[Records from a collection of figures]

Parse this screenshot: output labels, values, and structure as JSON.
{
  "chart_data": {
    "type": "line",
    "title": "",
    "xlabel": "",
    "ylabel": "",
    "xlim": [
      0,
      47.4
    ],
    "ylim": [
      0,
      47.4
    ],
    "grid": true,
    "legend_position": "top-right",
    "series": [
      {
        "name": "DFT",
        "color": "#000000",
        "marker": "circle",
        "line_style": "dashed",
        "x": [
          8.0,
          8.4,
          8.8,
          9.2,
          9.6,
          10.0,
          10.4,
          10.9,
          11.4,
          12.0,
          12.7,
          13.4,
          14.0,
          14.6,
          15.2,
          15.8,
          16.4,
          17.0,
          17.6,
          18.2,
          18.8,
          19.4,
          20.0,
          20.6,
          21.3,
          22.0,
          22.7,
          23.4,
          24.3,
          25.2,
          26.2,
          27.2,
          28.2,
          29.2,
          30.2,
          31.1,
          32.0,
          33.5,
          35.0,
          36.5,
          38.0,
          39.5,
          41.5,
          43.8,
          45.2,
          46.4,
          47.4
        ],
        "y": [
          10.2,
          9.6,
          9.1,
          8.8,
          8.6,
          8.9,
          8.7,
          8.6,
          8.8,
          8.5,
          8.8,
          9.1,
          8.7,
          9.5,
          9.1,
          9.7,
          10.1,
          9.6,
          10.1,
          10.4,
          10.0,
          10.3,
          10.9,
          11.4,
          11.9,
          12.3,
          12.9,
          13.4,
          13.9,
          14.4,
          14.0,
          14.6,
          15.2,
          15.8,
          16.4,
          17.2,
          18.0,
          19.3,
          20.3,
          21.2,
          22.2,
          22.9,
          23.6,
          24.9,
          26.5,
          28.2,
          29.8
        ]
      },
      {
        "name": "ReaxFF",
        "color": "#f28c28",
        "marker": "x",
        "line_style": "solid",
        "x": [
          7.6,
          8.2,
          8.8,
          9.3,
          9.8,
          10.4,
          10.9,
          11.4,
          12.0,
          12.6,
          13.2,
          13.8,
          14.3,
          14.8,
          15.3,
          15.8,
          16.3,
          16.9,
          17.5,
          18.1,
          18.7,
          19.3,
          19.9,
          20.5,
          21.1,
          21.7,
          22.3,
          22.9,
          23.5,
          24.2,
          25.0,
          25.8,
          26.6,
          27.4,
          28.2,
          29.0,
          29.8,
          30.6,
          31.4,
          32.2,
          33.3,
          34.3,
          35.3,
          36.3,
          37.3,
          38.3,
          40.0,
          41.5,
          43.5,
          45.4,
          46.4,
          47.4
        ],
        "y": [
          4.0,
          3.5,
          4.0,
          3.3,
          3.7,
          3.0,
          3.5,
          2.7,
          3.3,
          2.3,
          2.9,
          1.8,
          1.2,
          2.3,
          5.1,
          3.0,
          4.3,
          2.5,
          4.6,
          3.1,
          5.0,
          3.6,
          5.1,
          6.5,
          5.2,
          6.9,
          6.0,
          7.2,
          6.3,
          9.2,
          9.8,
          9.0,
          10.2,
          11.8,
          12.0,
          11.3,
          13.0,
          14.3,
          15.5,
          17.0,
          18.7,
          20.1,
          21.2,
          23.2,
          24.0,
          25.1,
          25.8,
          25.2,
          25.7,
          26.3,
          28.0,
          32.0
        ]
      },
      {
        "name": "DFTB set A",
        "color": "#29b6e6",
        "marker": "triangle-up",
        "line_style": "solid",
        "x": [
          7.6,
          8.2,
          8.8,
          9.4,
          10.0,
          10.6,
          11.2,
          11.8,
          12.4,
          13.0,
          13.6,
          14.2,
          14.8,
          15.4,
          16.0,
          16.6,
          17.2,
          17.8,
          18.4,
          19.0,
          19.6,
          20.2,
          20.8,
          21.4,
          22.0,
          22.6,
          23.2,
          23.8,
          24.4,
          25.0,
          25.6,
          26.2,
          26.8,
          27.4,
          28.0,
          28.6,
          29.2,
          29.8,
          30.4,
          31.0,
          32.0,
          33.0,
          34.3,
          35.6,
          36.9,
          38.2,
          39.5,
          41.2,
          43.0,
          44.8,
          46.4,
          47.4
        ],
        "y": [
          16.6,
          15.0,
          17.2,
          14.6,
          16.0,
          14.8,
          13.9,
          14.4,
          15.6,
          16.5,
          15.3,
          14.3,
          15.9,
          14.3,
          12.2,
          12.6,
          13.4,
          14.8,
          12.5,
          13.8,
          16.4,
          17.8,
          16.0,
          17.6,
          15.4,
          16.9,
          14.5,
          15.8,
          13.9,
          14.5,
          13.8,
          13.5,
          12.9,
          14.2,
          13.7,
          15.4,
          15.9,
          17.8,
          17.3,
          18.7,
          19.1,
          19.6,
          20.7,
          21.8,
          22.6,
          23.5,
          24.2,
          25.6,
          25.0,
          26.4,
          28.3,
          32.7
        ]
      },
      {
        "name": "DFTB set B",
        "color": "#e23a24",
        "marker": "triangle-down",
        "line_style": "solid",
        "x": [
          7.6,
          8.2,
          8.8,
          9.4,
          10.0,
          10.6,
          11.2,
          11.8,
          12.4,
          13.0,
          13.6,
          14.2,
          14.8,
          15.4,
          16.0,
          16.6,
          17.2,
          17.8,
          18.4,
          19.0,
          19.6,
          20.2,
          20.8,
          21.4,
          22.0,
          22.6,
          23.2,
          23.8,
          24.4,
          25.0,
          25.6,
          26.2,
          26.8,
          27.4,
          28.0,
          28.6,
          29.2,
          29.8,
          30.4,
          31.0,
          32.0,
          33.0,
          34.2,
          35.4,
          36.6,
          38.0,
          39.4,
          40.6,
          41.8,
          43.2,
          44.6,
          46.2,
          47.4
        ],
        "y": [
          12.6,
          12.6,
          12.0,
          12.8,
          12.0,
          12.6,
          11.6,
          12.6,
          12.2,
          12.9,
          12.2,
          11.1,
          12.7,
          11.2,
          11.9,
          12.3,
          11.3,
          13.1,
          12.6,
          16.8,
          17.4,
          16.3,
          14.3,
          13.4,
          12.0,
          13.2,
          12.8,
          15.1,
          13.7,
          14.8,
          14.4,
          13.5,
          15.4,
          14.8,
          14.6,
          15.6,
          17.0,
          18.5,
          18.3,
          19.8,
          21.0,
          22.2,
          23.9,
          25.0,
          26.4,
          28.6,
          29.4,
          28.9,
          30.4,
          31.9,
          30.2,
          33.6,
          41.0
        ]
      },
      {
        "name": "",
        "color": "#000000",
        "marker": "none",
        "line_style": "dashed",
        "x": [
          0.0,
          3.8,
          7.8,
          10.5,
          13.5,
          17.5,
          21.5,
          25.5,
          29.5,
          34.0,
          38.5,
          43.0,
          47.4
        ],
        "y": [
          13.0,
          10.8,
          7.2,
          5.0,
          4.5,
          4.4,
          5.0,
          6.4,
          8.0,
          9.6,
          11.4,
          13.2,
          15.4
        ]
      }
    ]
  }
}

* * *

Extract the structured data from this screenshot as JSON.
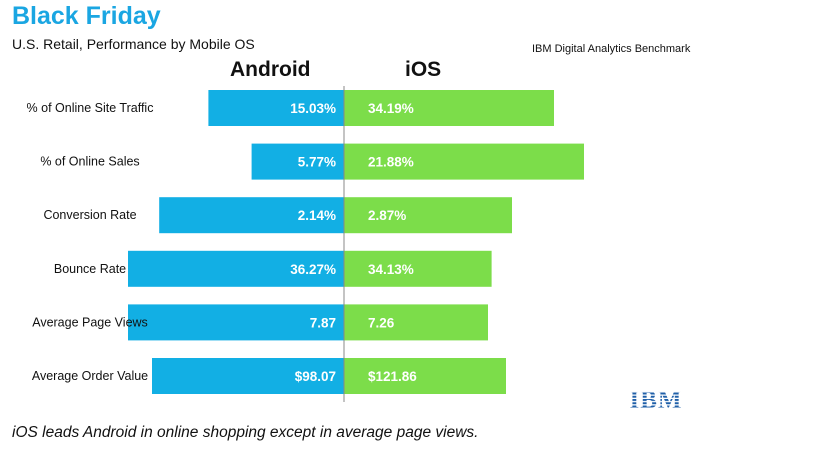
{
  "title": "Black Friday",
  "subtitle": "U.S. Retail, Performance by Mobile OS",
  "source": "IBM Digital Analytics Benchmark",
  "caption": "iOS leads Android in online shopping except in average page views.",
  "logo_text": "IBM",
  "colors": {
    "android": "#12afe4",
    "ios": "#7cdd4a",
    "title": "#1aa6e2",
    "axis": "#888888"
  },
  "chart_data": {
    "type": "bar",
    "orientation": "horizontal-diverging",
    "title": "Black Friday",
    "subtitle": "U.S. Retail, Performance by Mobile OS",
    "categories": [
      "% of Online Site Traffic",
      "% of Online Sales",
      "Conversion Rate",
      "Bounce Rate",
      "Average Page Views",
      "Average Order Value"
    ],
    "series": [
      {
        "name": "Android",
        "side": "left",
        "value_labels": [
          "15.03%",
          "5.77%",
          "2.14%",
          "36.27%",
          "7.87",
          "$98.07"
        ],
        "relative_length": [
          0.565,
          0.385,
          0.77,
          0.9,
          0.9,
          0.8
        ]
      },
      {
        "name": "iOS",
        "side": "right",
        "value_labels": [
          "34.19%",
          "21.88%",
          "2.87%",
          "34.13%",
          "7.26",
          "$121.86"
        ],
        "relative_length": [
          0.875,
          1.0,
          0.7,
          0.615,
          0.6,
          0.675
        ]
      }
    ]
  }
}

- _To be done_:
Find every line above that contains the word "Friday", and return each one.

- _Correct answer_:
  "title": "Black Friday",
    "title": "Black Friday",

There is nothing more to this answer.